Task description
Every entry below should be repeated exactly; the pictures should not.

Data entries:
------------------------------------

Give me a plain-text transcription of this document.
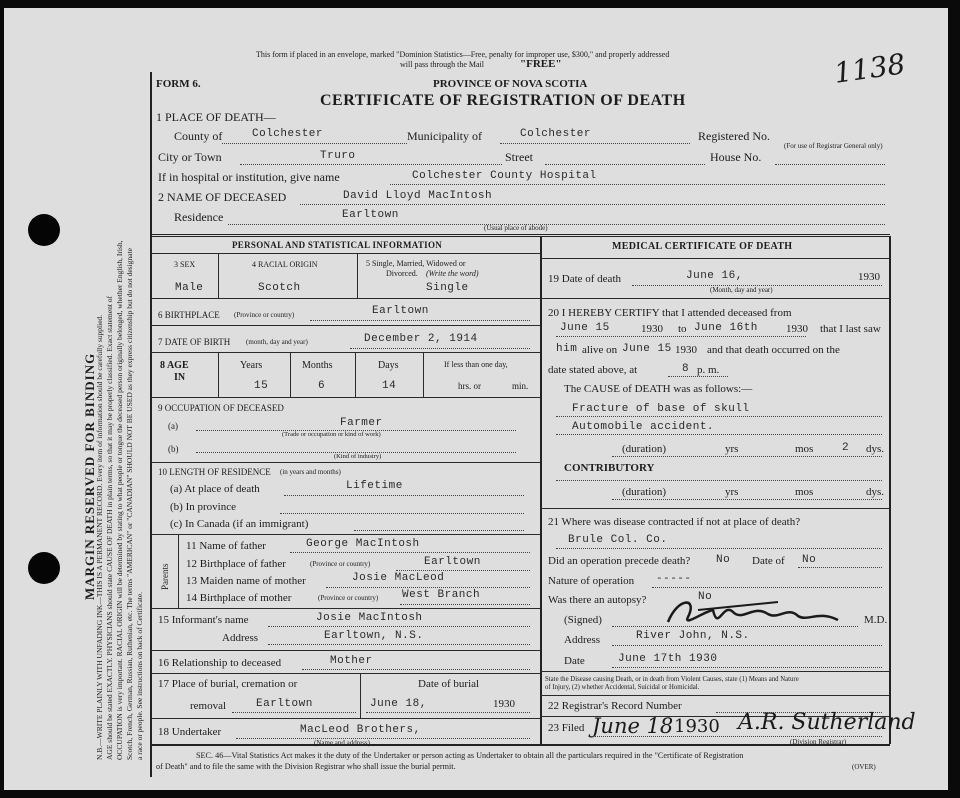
MARGIN RESERVED FOR BINDING
N.B.—WRITE PLAINLY WITH UNFADING INK—THIS IS A PERMANENT RECORD. Every item of information should be carefully supplied. AGE should be stated EXACTLY. PHYSICIANS should state CAUSE OF DEATH in plain terms, so that it may be properly classified. Exact statement of OCCUPATION is very important. RACIAL ORIGIN will be determined by stating to what people or tongue the deceased person originally belonged, whether English, Irish, Scotch, French, German, Russian, Ruthenian, etc. The terms "AMERICAN" or "CANADIAN" SHOULD NOT BE USED as they express citizenship but do not designate a race or people. See instructions on back of Certificate.
This form if placed in an envelope, marked "Dominion Statistics—Free, penalty for improper use, $300," and properly addressed
will pass through the Mail	"FREE"
FORM 6.	PROVINCE OF NOVA SCOTIA
CERTIFICATE OF REGISTRATION OF DEATH
1138
1 PLACE OF DEATH—
County of	Colchester	Municipality of	Colchester	Registered No.
(For use of Registrar General only)
City or Town	Truro	Street	House No.
If in hospital or institution, give name	Colchester County Hospital
2 NAME OF DECEASED	David Lloyd MacIntosh
Residence	Earltown
(Usual place of abode)
PERSONAL AND STATISTICAL INFORMATION
3 SEX
Male
4 RACIAL ORIGIN
Scotch
5 Single, Married, Widowed or
Divorced. (Write the word)
Single
6 BIRTHPLACE (Province or country)	Earltown
7 DATE OF BIRTH (month, day and year)	December 2, 1914
8 AGE
IN
Years
15
Months
6
Days
14
If less than one day,
hrs. or	min.
9 OCCUPATION OF DECEASED
(a)	Farmer
(Trade or occupation or kind of work)
(b)
(Kind of industry)
10 LENGTH OF RESIDENCE (in years and months)
(a) At place of death	Lifetime
(b) In province
(c) In Canada (if an immigrant)
Parents
11 Name of father	George MacIntosh
12 Birthplace of father	(Province or country)	Earltown
13 Maiden name of mother	Josie MacLeod
14 Birthplace of mother	(Province or country) West Branch
15 Informant's name	Josie MacIntosh
Address	Earltown, N.S.
16 Relationship to deceased	Mother
17 Place of burial, cremation or
removal	Earltown
Date of burial
June 18,	1930
18 Undertaker	MacLeod Brothers,
(Name and address)
MEDICAL CERTIFICATE OF DEATH
19 Date of death	June 16,	1930
(Month, day and year)
20 I HEREBY CERTIFY that I attended deceased from
June 15	1930 to June 16th	1930 that I last saw
him alive on June 15 1930 and that death occurred on the
date stated above, at	8 p. m.
The CAUSE of DEATH was as follows:—
Fracture of base of skull
Automobile accident.
(duration)	yrs	mos	2 dys.
CONTRIBUTORY
(duration)	yrs	mos	dys.
21 Where was disease contracted if not at place of death?
Brule Col. Co.
Did an operation precede death? No Date of No
Nature of operation -----
Was there an autopsy?	No
(Signed)	M.D.
Address	River John, N.S.
Date	June 17th 1930
State the Disease causing Death, or in death from Violent Causes, state (1) Means and Nature
of Injury, (2) whether Accidental, Suicidal or Homicidal.
22 Registrar's Record Number
23 Filed June 18 1930 A.R. Sutherland
(Division Registrar)
SEC. 46—Vital Statistics Act makes it the duty of the Undertaker or person acting as Undertaker to obtain all the particulars required in the "Certificate of Registration
of Death" and to file the same with the Division Registrar who shall issue the burial permit.	(OVER)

------------------------------------

Solution to this problem
Give me a plain-text transcription of this document.
MARGIN RESERVED FOR BINDING
N.B.—WRITE PLAINLY WITH UNFADING INK—THIS IS A PERMANENT RECORD. Every item of information should be carefully supplied. AGE should be stated EXACTLY. PHYSICIANS should state CAUSE OF DEATH in plain terms, so that it may be properly classified. Exact statement of OCCUPATION is very important. RACIAL ORIGIN will be determined by stating to what people or tongue the deceased person originally belonged, whether English, Irish, Scotch, French, German, Russian, Ruthenian, etc. The terms "AMERICAN" or "CANADIAN" SHOULD NOT BE USED as they express citizenship but do not designate a race or people. See instructions on back of Certificate.
This form if placed in an envelope, marked "Dominion Statistics—Free, penalty for improper use, $300," and properly addressed
will pass through the Mail	"FREE"
FORM 6.	PROVINCE OF NOVA SCOTIA
CERTIFICATE OF REGISTRATION OF DEATH
1138
1 PLACE OF DEATH—
County of	Colchester	Municipality of	Colchester	Registered No.
(For use of Registrar General only)
City or Town	Truro	Street	House No.
If in hospital or institution, give name	Colchester County Hospital
2 NAME OF DECEASED	David Lloyd MacIntosh
Residence	Earltown
(Usual place of abode)
PERSONAL AND STATISTICAL INFORMATION
3 SEX
Male
4 RACIAL ORIGIN
Scotch
5 Single, Married, Widowed or
Divorced. (Write the word)
Single
6 BIRTHPLACE (Province or country)	Earltown
7 DATE OF BIRTH (month, day and year)	December 2, 1914
8 AGE
IN
Years
15
Months
6
Days
14
If less than one day,
hrs. or	min.
9 OCCUPATION OF DECEASED
(a)	Farmer
(Trade or occupation or kind of work)
(b)
(Kind of industry)
10 LENGTH OF RESIDENCE (in years and months)
(a) At place of death	Lifetime
(b) In province
(c) In Canada (if an immigrant)
Parents
11 Name of father	George MacIntosh
12 Birthplace of father	(Province or country)	Earltown
13 Maiden name of mother	Josie MacLeod
14 Birthplace of mother	(Province or country) West Branch
15 Informant's name	Josie MacIntosh
Address	Earltown, N.S.
16 Relationship to deceased	Mother
17 Place of burial, cremation or
removal	Earltown
Date of burial
June 18,	1930
18 Undertaker	MacLeod Brothers,
(Name and address)
MEDICAL CERTIFICATE OF DEATH
19 Date of death	June 16,	1930
(Month, day and year)
20 I HEREBY CERTIFY that I attended deceased from
June 15	1930 to June 16th	1930 that I last saw
him alive on June 15 1930 and that death occurred on the
date stated above, at	8 p. m.
The CAUSE of DEATH was as follows:—
Fracture of base of skull
Automobile accident.
(duration)	yrs	mos	2 dys.
CONTRIBUTORY
(duration)	yrs	mos	dys.
21 Where was disease contracted if not at place of death?
Brule Col. Co.
Did an operation precede death? No Date of No
Nature of operation -----
Was there an autopsy?	No
(Signed)	M.D.
Address	River John, N.S.
Date	June 17th 1930
State the Disease causing Death, or in death from Violent Causes, state (1) Means and Nature
of Injury, (2) whether Accidental, Suicidal or Homicidal.
22 Registrar's Record Number
23 Filed June 18 1930 A.R. Sutherland
(Division Registrar)
SEC. 46—Vital Statistics Act makes it the duty of the Undertaker or person acting as Undertaker to obtain all the particulars required in the "Certificate of Registration
of Death" and to file the same with the Division Registrar who shall issue the burial permit.	(OVER)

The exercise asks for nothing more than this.